> GIVEN TEXT
[Start of section]
This field experiment examined how soil and plant microbiomes respond to different cropping practices in a wheat-based system, comparing conventional and organic management with varying tillage intensities. Although microbial richness was minimally affected, the researchers found that cropping practices significantly altered community composition in predictable ways—with tillage primarily structuring soil bacteria, management type driving soil fungi, and management type determining root bacteria. The identification of cropping-sensitive microbes, particularly those that are influential community members or keystone taxa, suggests potential pathways for targeted microbiota management in future agricultural systems.

Regional applicability

The study was conducted in Switzerland, and findings on temperate wheat-based systems are likely transferable to United Kingdom arable conditions. The management types (conventional and organic) and tillage intensities tested are directly relevant to UK farming practice; however, region-specific soil types, climates, and cropping rotations may modulate the magnitude of microbiome responses observed.
[End of section]
> EXERCISE OBJECTIVE
Reproduce the entire text on cropping practices and wheat-system microbiomes without any changes.

[Page segmentation data]
[Start of section]
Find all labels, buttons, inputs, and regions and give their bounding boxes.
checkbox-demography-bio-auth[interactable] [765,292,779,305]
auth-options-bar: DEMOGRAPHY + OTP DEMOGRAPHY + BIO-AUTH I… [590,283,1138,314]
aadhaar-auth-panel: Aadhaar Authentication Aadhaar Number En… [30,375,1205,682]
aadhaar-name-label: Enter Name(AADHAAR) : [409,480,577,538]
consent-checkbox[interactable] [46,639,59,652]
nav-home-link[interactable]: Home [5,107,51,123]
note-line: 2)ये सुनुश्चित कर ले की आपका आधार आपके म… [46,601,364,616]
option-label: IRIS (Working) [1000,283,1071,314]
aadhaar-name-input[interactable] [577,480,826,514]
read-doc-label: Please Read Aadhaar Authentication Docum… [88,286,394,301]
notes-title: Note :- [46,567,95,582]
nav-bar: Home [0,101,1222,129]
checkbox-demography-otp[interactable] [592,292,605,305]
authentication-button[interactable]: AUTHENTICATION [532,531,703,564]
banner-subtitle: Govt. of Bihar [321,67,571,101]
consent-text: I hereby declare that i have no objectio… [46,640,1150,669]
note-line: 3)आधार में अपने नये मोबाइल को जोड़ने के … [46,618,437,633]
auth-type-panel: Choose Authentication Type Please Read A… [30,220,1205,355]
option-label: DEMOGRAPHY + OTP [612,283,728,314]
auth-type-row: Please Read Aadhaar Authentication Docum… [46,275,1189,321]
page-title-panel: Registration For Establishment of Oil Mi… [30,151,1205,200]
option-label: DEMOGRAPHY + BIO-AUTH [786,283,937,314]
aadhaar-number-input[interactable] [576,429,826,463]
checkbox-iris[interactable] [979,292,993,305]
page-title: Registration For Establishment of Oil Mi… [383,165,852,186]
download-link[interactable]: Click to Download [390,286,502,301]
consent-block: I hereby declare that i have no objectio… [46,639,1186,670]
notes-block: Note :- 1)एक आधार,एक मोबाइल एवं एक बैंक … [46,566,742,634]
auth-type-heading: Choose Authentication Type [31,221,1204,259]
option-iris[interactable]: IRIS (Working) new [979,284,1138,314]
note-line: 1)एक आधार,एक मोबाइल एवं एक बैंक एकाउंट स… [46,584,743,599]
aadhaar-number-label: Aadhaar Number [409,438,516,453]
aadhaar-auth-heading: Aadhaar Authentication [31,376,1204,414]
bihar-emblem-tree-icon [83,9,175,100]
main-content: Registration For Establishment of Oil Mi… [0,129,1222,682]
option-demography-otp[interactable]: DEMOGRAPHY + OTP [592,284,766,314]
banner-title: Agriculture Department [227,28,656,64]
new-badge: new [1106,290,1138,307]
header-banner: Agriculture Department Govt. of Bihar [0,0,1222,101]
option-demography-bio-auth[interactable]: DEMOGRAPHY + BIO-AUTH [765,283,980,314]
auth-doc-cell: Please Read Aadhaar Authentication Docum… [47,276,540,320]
[End of section]
> SOLUTION FOR THIS TASK
This field experiment examined how soil and plant microbiomes respond to different cropping practices in a wheat-based system, comparing conventional and organic management with varying tillage intensities. Although microbial richness was minimally affected, the researchers found that cropping practices significantly altered community composition in predictable ways—with tillage primarily structuring soil bacteria, management type driving soil fungi, and management type determining root bacteria. The identification of cropping-sensitive microbes, particularly those that are influential community members or keystone taxa, suggests potential pathways for targeted microbiota management in future agricultural systems.

Regional applicability

The study was conducted in Switzerland, and findings on temperate wheat-based systems are likely transferable to United Kingdom arable conditions. The management types (conventional and organic) and tillage intensities tested are directly relevant to UK farming practice; however, region-specific soil types, climates, and cropping rotations may modulate the magnitude of microbiome responses observed.